[Exercise materials]
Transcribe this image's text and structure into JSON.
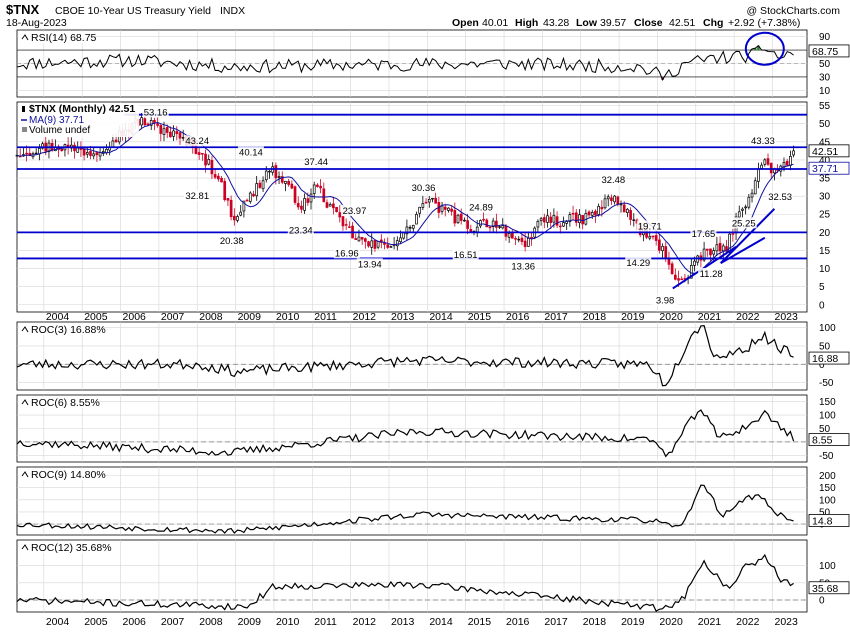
{
  "header": {
    "symbol": "$TNX",
    "name": "CBOE 10-Year US Treasury Yield",
    "exchange": "INDX",
    "date": "18-Aug-2023",
    "ohlc": {
      "open_label": "Open",
      "open": "40.01",
      "high_label": "High",
      "high": "43.28",
      "low_label": "Low",
      "low": "39.57",
      "close_label": "Close",
      "close": "42.51",
      "chg_label": "Chg",
      "chg": "+2.92 (+7.38%)"
    },
    "credit": "@ StockCharts.com"
  },
  "colors": {
    "up": "#000000",
    "down": "#cc0022",
    "ma": "#1010a0",
    "annotation": "#0000cc",
    "grid": "#d6d6d6",
    "rsi_fill": "#2e7d2e",
    "rsi_low_fill": "#a33333"
  },
  "chart_data": [
    {
      "type": "line",
      "name": "RSI(14)",
      "legend": "RSI(14) 68.75",
      "ylim": [
        0,
        100
      ],
      "yticks": [
        10,
        30,
        50,
        70,
        90
      ],
      "reference_lines": [
        30,
        70
      ],
      "last_value": 68.75,
      "seed": 11,
      "amplitude": 10,
      "x": [
        2003.3,
        2006.4,
        2008.9,
        2012.0,
        2016.0,
        2019.5,
        2020.2,
        2020.7,
        2021.5,
        2022.5,
        2022.8,
        2023.2,
        2023.62
      ],
      "values": [
        50,
        55,
        45,
        48,
        50,
        45,
        30,
        50,
        58,
        62,
        75,
        58,
        68.75
      ]
    },
    {
      "type": "candlestick",
      "name": "$TNX (Monthly)",
      "legend": "$TNX (Monthly) 42.51",
      "ma_legend": "MA(9) 37.71",
      "volume_legend": "Volume undef",
      "ylim": [
        -2,
        56
      ],
      "yticks": [
        0,
        5,
        10,
        15,
        20,
        25,
        30,
        35,
        40,
        45,
        50,
        55
      ],
      "last_value": 42.51,
      "ma_value": 37.71,
      "x_axis": {
        "start": 2003.3,
        "end": 2023.9,
        "labels": [
          "2004",
          "2005",
          "2006",
          "2007",
          "2008",
          "2009",
          "2010",
          "2011",
          "2012",
          "2013",
          "2014",
          "2015",
          "2016",
          "2017",
          "2018",
          "2019",
          "2020",
          "2021",
          "2022",
          "2023"
        ]
      },
      "anchors_x": [
        2003.3,
        2004.3,
        2005.3,
        2006.5,
        2007.2,
        2008.0,
        2008.5,
        2008.95,
        2009.4,
        2009.9,
        2010.3,
        2010.75,
        2011.1,
        2011.7,
        2012.2,
        2012.6,
        2013.0,
        2013.4,
        2013.95,
        2014.6,
        2015.1,
        2015.5,
        2015.9,
        2016.55,
        2016.95,
        2017.5,
        2018.2,
        2018.85,
        2019.6,
        2020.1,
        2020.55,
        2020.8,
        2021.25,
        2021.75,
        2022.1,
        2022.8,
        2023.1,
        2023.3,
        2023.62
      ],
      "anchors_y": [
        42,
        44,
        42,
        51,
        48,
        43,
        36,
        24,
        30,
        38,
        33,
        27,
        33,
        23,
        18,
        16,
        17,
        19,
        29,
        25,
        21,
        23,
        22,
        15,
        24,
        23,
        24,
        30,
        20,
        16,
        6,
        8,
        15,
        15,
        24,
        40,
        36,
        38,
        42.51
      ],
      "annotations": [
        {
          "label": "53.16",
          "x": 2006.5,
          "y": 53.16,
          "pos": "right"
        },
        {
          "label": "43.24",
          "x": 2008.0,
          "y": 43.24,
          "pos": "above"
        },
        {
          "label": "40.14",
          "x": 2009.4,
          "y": 40.14,
          "pos": "above"
        },
        {
          "label": "37.44",
          "x": 2011.1,
          "y": 37.44,
          "pos": "above"
        },
        {
          "label": "32.81",
          "x": 2008.0,
          "y": 32.81,
          "pos": "below"
        },
        {
          "label": "23.97",
          "x": 2012.1,
          "y": 23.97,
          "pos": "above"
        },
        {
          "label": "23.34",
          "x": 2010.7,
          "y": 23.34,
          "pos": "below"
        },
        {
          "label": "20.38",
          "x": 2008.9,
          "y": 20.38,
          "pos": "below"
        },
        {
          "label": "16.96",
          "x": 2011.9,
          "y": 16.96,
          "pos": "below"
        },
        {
          "label": "30.36",
          "x": 2013.9,
          "y": 30.36,
          "pos": "above"
        },
        {
          "label": "13.94",
          "x": 2012.5,
          "y": 13.94,
          "pos": "below"
        },
        {
          "label": "24.89",
          "x": 2015.4,
          "y": 24.89,
          "pos": "above"
        },
        {
          "label": "16.51",
          "x": 2015.0,
          "y": 16.51,
          "pos": "below"
        },
        {
          "label": "13.36",
          "x": 2016.5,
          "y": 13.36,
          "pos": "below"
        },
        {
          "label": "32.48",
          "x": 2018.85,
          "y": 32.48,
          "pos": "above"
        },
        {
          "label": "19.71",
          "x": 2019.8,
          "y": 19.71,
          "pos": "above"
        },
        {
          "label": "14.29",
          "x": 2019.5,
          "y": 14.29,
          "pos": "below"
        },
        {
          "label": "3.98",
          "x": 2020.2,
          "y": 3.98,
          "pos": "below"
        },
        {
          "label": "17.65",
          "x": 2021.2,
          "y": 17.65,
          "pos": "above"
        },
        {
          "label": "11.28",
          "x": 2021.4,
          "y": 11.28,
          "pos": "below"
        },
        {
          "label": "25.25",
          "x": 2022.25,
          "y": 25.25,
          "pos": "below"
        },
        {
          "label": "43.33",
          "x": 2022.75,
          "y": 43.33,
          "pos": "above"
        },
        {
          "label": "32.53",
          "x": 2023.2,
          "y": 32.53,
          "pos": "below"
        }
      ],
      "horizontal_lines": [
        {
          "y": 52.5,
          "x_start": 2006.1,
          "x_end": 2023.9
        },
        {
          "y": 43.5,
          "x_start": 2003.3,
          "x_end": 2023.9
        },
        {
          "y": 37.5,
          "x_start": 2003.3,
          "x_end": 2023.9
        },
        {
          "y": 20.0,
          "x_start": 2003.3,
          "x_end": 2023.9
        },
        {
          "y": 12.8,
          "x_start": 2003.3,
          "x_end": 2023.9
        }
      ],
      "trend_lines": [
        {
          "x1": 2020.4,
          "y1": 4.5,
          "x2": 2022.05,
          "y2": 16
        },
        {
          "x1": 2021.65,
          "y1": 11.5,
          "x2": 2022.8,
          "y2": 18.5
        },
        {
          "x1": 2021.65,
          "y1": 11.5,
          "x2": 2023.05,
          "y2": 26.5
        }
      ]
    },
    {
      "type": "line",
      "name": "ROC(3)",
      "legend": "ROC(3) 16.88%",
      "ylim": [
        -70,
        115
      ],
      "yticks": [
        -50,
        0,
        50,
        100
      ],
      "zero_line": true,
      "last_value": 16.88,
      "seed": 23,
      "amplitude": 14,
      "x": [
        2003.3,
        2008.0,
        2009.0,
        2013.5,
        2019.8,
        2020.2,
        2020.6,
        2020.9,
        2021.2,
        2021.5,
        2022.3,
        2022.7,
        2023.62
      ],
      "values": [
        0,
        0,
        -20,
        10,
        0,
        -55,
        20,
        90,
        105,
        20,
        40,
        80,
        16.88
      ]
    },
    {
      "type": "line",
      "name": "ROC(6)",
      "legend": "ROC(6) 8.55%",
      "ylim": [
        -75,
        175
      ],
      "yticks": [
        -50,
        0,
        50,
        100,
        150
      ],
      "zero_line": true,
      "last_value": 8.55,
      "seed": 37,
      "amplitude": 16,
      "x": [
        2003.3,
        2008.9,
        2013.7,
        2019.8,
        2020.3,
        2020.7,
        2021.1,
        2021.6,
        2022.3,
        2022.8,
        2023.62
      ],
      "values": [
        0,
        -40,
        40,
        10,
        -50,
        40,
        130,
        15,
        55,
        105,
        8.55
      ]
    },
    {
      "type": "line",
      "name": "ROC(9)",
      "legend": "ROC(9) 14.80%",
      "ylim": [
        -45,
        235
      ],
      "yticks": [
        0,
        50,
        100,
        150,
        200
      ],
      "zero_line": true,
      "last_value": 14.8,
      "seed": 53,
      "amplitude": 12,
      "x": [
        2003.3,
        2009.0,
        2013.8,
        2019.9,
        2020.5,
        2020.9,
        2021.15,
        2021.7,
        2022.2,
        2022.7,
        2023.0,
        2023.62
      ],
      "values": [
        0,
        -30,
        40,
        15,
        -20,
        60,
        180,
        30,
        100,
        120,
        50,
        14.8
      ]
    },
    {
      "type": "line",
      "name": "ROC(12)",
      "legend": "ROC(12) 35.68%",
      "ylim": [
        -35,
        175
      ],
      "yticks": [
        0,
        50,
        100
      ],
      "zero_line": true,
      "last_value": 35.68,
      "seed": 71,
      "amplitude": 10,
      "x": [
        2003.3,
        2009.3,
        2010.0,
        2013.9,
        2020.2,
        2020.7,
        2021.2,
        2021.9,
        2022.3,
        2022.85,
        2023.2,
        2023.62
      ],
      "values": [
        0,
        -20,
        40,
        45,
        -25,
        10,
        110,
        30,
        100,
        125,
        60,
        35.68
      ]
    }
  ]
}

[Problem]
Copy down every line of the material above that includes the string "name".

[The response]
    "name": "CBOE 10-Year US Treasury Yield",
      "name": "RSI(14)",
      "name": "$TNX (Monthly)",
      "name": "ROC(3)",
      "name": "ROC(6)",
      "name": "ROC(9)",
      "name": "ROC(12)",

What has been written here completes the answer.